# [Material supplied]
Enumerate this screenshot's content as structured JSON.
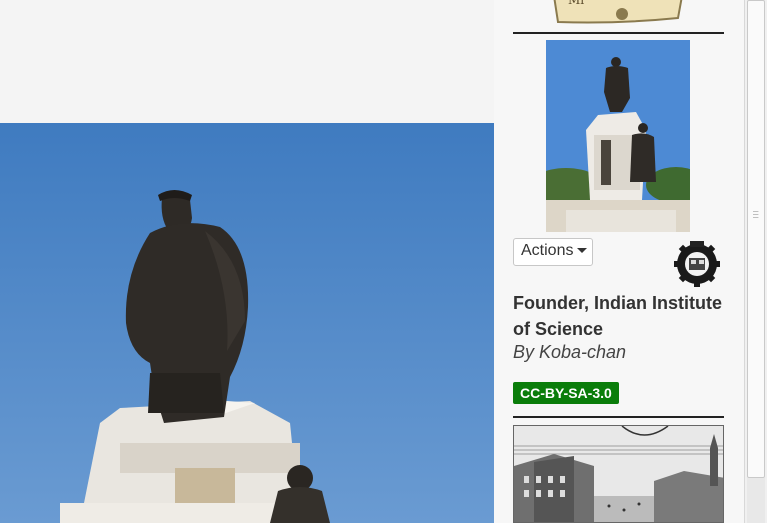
{
  "sidebar": {
    "actions_label": "Actions",
    "image_title": "Founder, Indian Institute of Science",
    "author": "By Koba-chan",
    "license": "CC-BY-SA-3.0",
    "badge_text": "Mi"
  },
  "colors": {
    "sky": "#4f86c3",
    "license_green": "#0a7d0a",
    "statue_bronze": "#2e2a26"
  }
}
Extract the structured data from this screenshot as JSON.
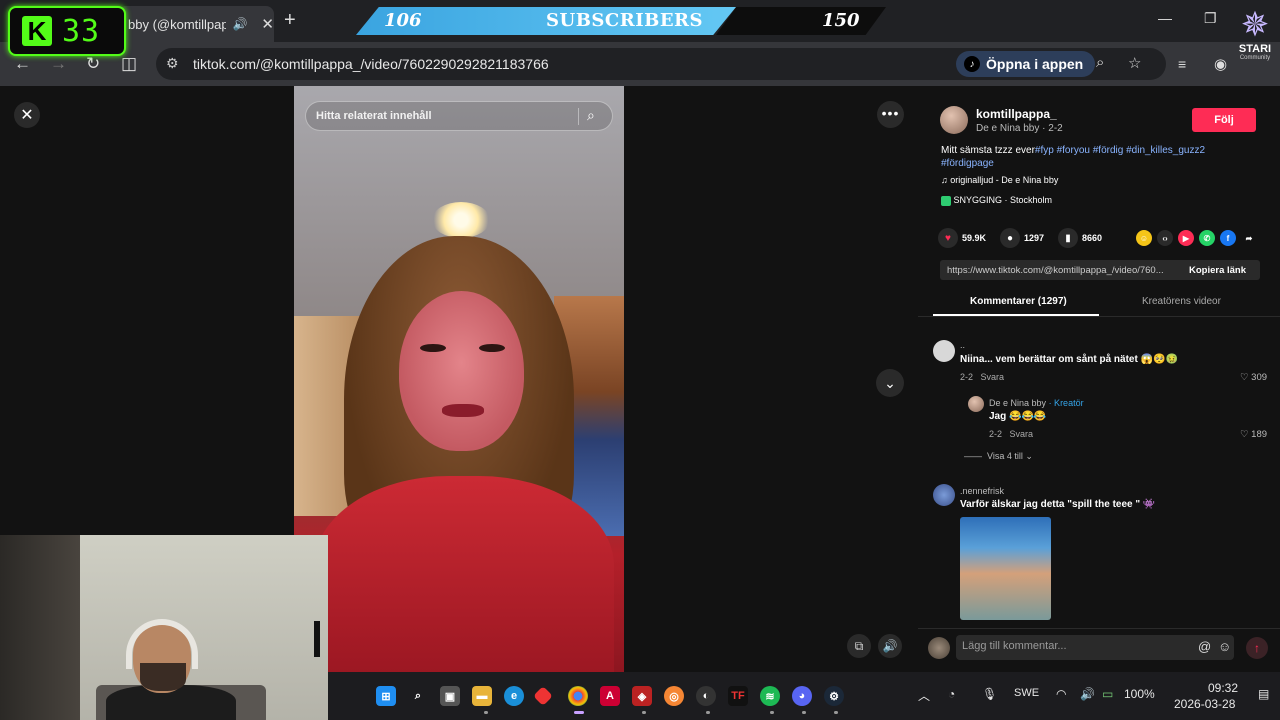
{
  "overlay": {
    "kick_count": "33",
    "kick_logo": "K",
    "subscribers": {
      "current": "106",
      "label": "SUBSCRIBERS",
      "goal": "150"
    },
    "community": {
      "name": "STARI",
      "tagline": "Community"
    }
  },
  "browser": {
    "tab_title": "bby (@komtillpappa_",
    "url": "tiktok.com/@komtillpappa_/video/7602290292821183766",
    "open_app_label": "Öppna i appen"
  },
  "video": {
    "search_placeholder": "Hitta relaterat innehåll"
  },
  "post": {
    "username": "komtillpappa_",
    "subtitle": "De e Nina bby · 2-2",
    "follow_label": "Följ",
    "caption_text": "Mitt sämsta tzzz ever",
    "hashtags": [
      "#fyp",
      "#foryou",
      "#fördig",
      "#din_killes_guzz2",
      "#fördigpage"
    ],
    "sound": "originalljud - De e Nina bby",
    "location": "SNYGGING · Stockholm",
    "likes": "59.9K",
    "comments": "1297",
    "saves": "8660",
    "link": "https://www.tiktok.com/@komtillpappa_/video/760...",
    "copy_label": "Kopiera länk"
  },
  "tabs": {
    "comments": "Kommentarer (1297)",
    "creator_videos": "Kreatörens videor"
  },
  "comments": [
    {
      "name": "..",
      "text": "Niina... vem berättar om sånt på nätet 😱🥺🤢",
      "date": "2-2",
      "reply": "Svara",
      "likes": "309"
    },
    {
      "name": "De e Nina bby",
      "badge": "· Kreatör",
      "text": "Jag 😂😂😂",
      "date": "2-2",
      "reply": "Svara",
      "likes": "189"
    },
    {
      "name": ".nennefrisk",
      "text": "Varför älskar jag detta \"spill the teee \" 👾"
    }
  ],
  "show_more": "Visa 4 till",
  "comment_input": {
    "placeholder": "Lägg till kommentar..."
  },
  "taskbar": {
    "language": "SWE",
    "battery": "100%",
    "time": "09:32",
    "date": "2026-03-28"
  },
  "colors": {
    "accent": "#fe2c55",
    "kick_green": "#53fc18",
    "sub_blue": "#3aa4e0",
    "hashtag": "#8ab4ff"
  },
  "icons": [
    "close-icon",
    "search-icon",
    "more-icon",
    "chevron-down-icon",
    "heart-icon",
    "comment-icon",
    "bookmark-icon",
    "music-note-icon",
    "location-icon",
    "share-icon"
  ]
}
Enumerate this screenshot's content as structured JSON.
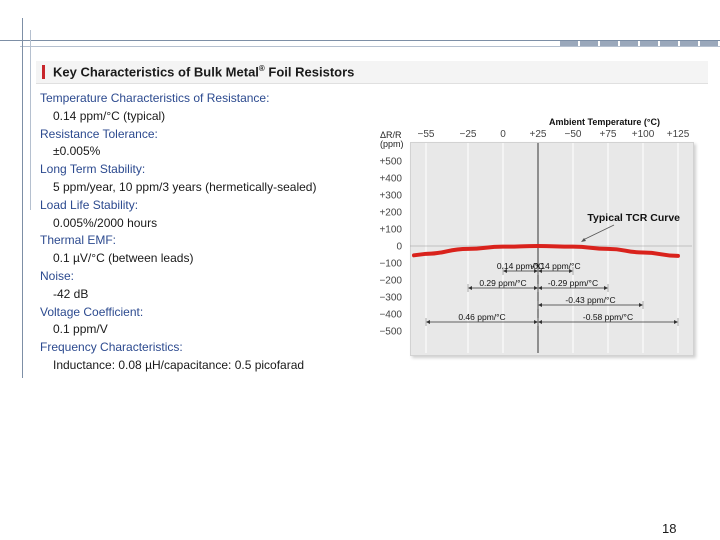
{
  "slide": {
    "title": "Key Characteristics of Bulk Metal",
    "title_mark": "®",
    "title_suffix": " Foil Resistors",
    "page_number": "18"
  },
  "specs": [
    {
      "label": "Temperature Characteristics of Resistance:",
      "value": "0.14 ppm/°C (typical)"
    },
    {
      "label": "Resistance Tolerance:",
      "value": "±0.005%"
    },
    {
      "label": "Long Term Stability:",
      "value": "5 ppm/year, 10 ppm/3 years (hermetically-sealed)"
    },
    {
      "label": "Load Life Stability:",
      "value": "0.005%/2000 hours"
    },
    {
      "label": "Thermal EMF:",
      "value": "0.1 µV/°C (between leads)"
    },
    {
      "label": "Noise:",
      "value": "-42 dB"
    },
    {
      "label": "Voltage Coefficient:",
      "value": "0.1 ppm/V"
    },
    {
      "label": "Frequency Characteristics:",
      "value": "Inductance: 0.08 µH/capacitance: 0.5 picofarad"
    }
  ],
  "chart_data": {
    "type": "line",
    "title": "Ambient Temperature (°C)",
    "ylabel_line1": "ΔR/R",
    "ylabel_line2": "(ppm)",
    "x_ticks": [
      "−55",
      "−25",
      "0",
      "+25",
      "−50",
      "+75",
      "+100",
      "+125"
    ],
    "y_ticks": [
      "+500",
      "+400",
      "+300",
      "+200",
      "+100",
      "0",
      "−100",
      "−200",
      "−300",
      "−400",
      "−500"
    ],
    "ylim": [
      -500,
      500
    ],
    "x": [
      -55,
      -25,
      0,
      25,
      50,
      75,
      100,
      125
    ],
    "series": [
      {
        "name": "Typical TCR Curve",
        "values": [
          -46,
          -17,
          -4,
          0,
          -4,
          -17,
          -38,
          -58
        ],
        "color": "#d9221c"
      }
    ],
    "annotations": [
      {
        "label": "0.14 ppm/°C",
        "x_from": 0,
        "x_to": 25,
        "y": -100
      },
      {
        "label": "-0.14 ppm/°C",
        "x_from": 25,
        "x_to": 50,
        "y": -100
      },
      {
        "label": "0.29 ppm/°C",
        "x_from": -25,
        "x_to": 25,
        "y": -200
      },
      {
        "label": "-0.29 ppm/°C",
        "x_from": 25,
        "x_to": 75,
        "y": -200
      },
      {
        "label": "-0.43 ppm/°C",
        "x_from": 25,
        "x_to": 100,
        "y": -300
      },
      {
        "label": "0.46 ppm/°C",
        "x_from": -55,
        "x_to": 25,
        "y": -400
      },
      {
        "label": "-0.58 ppm/°C",
        "x_from": 25,
        "x_to": 125,
        "y": -400
      }
    ]
  }
}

# [Exercise goal]
Wherever the word "Stability" occurs in a line of the listing, copy that line.

# [Answer to the problem]
      "label": "Long Term Stability:",
      "label": "Load Life Stability:",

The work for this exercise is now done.